● WORK INSTRUCTIONS: Collect each line of the entries that holds the string "SimSys".

● Dataset items:
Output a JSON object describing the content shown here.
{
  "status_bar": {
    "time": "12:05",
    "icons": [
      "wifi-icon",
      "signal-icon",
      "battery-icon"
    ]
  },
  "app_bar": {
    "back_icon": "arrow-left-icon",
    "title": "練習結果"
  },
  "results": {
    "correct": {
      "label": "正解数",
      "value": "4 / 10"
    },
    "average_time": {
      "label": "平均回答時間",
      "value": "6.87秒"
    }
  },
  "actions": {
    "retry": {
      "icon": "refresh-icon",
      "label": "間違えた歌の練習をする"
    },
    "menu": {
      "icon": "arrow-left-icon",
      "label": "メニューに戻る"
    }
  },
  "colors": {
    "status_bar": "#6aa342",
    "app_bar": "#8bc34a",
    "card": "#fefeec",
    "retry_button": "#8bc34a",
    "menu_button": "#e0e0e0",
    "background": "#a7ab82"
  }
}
---
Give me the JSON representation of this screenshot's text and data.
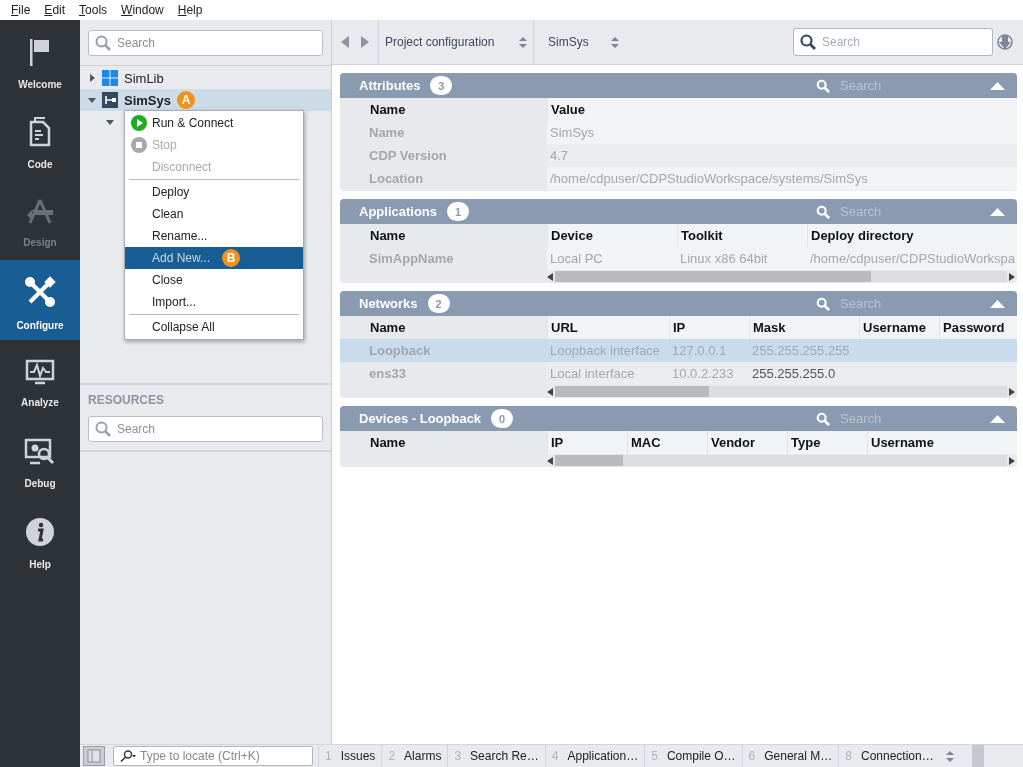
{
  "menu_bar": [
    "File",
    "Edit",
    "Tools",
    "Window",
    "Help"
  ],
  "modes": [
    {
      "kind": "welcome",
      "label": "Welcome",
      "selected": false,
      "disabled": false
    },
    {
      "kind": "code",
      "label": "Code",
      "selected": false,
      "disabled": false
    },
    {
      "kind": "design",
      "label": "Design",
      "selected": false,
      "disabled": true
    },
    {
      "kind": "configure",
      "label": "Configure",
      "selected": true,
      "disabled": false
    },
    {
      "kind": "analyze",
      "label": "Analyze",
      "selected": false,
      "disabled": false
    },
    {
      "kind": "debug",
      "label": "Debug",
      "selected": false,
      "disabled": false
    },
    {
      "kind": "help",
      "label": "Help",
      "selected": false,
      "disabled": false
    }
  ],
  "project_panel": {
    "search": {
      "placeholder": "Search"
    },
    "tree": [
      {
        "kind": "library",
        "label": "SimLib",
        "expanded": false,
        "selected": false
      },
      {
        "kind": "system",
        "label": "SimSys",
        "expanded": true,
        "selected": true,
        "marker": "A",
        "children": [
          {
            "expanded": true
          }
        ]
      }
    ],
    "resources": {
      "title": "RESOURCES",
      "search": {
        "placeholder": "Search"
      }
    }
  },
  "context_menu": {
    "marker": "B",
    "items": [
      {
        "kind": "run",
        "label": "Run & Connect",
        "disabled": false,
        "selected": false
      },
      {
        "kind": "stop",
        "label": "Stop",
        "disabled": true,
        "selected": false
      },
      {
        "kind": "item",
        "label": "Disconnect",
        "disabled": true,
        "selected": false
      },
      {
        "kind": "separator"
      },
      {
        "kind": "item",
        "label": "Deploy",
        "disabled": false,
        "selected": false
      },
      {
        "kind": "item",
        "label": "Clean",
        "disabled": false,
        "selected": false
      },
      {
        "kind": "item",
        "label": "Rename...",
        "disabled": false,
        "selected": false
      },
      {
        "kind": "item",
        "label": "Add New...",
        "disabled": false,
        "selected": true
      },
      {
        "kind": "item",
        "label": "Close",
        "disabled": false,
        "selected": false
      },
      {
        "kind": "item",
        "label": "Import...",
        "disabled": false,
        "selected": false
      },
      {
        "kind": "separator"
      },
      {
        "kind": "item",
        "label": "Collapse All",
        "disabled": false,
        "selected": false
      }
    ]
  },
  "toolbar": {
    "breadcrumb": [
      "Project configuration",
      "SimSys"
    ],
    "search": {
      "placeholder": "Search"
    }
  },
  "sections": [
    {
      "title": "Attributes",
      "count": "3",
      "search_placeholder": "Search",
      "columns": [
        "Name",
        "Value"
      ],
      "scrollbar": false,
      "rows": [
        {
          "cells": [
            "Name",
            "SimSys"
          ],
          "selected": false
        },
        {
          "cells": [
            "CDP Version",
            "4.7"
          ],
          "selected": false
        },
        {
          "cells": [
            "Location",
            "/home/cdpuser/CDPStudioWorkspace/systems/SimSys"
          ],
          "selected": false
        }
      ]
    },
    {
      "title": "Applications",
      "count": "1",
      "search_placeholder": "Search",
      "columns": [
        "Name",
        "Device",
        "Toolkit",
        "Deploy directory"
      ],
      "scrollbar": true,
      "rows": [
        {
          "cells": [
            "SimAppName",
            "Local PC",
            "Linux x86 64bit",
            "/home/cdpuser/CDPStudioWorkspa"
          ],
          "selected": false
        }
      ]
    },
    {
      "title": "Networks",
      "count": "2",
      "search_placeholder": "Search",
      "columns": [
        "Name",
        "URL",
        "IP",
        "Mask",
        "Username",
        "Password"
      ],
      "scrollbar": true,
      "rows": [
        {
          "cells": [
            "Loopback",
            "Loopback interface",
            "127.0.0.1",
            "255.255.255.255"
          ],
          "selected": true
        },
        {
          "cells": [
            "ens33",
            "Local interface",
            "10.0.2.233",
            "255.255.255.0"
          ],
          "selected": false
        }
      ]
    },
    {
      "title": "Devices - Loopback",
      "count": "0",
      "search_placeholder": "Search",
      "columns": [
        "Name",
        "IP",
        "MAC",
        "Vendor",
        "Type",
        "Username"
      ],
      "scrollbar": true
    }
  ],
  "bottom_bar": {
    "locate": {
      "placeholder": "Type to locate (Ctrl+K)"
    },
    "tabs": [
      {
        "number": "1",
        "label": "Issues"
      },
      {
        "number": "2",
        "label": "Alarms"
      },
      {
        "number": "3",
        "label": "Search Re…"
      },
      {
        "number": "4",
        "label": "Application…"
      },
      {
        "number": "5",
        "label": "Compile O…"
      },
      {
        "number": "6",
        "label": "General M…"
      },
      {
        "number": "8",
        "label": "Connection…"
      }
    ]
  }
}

● RESULT OF THE EXERCISE:
        "label": "SimSys",
      "SimSys"
            "SimSys"
            "/home/cdpuser/CDPStudioWorkspace/systems/SimSys"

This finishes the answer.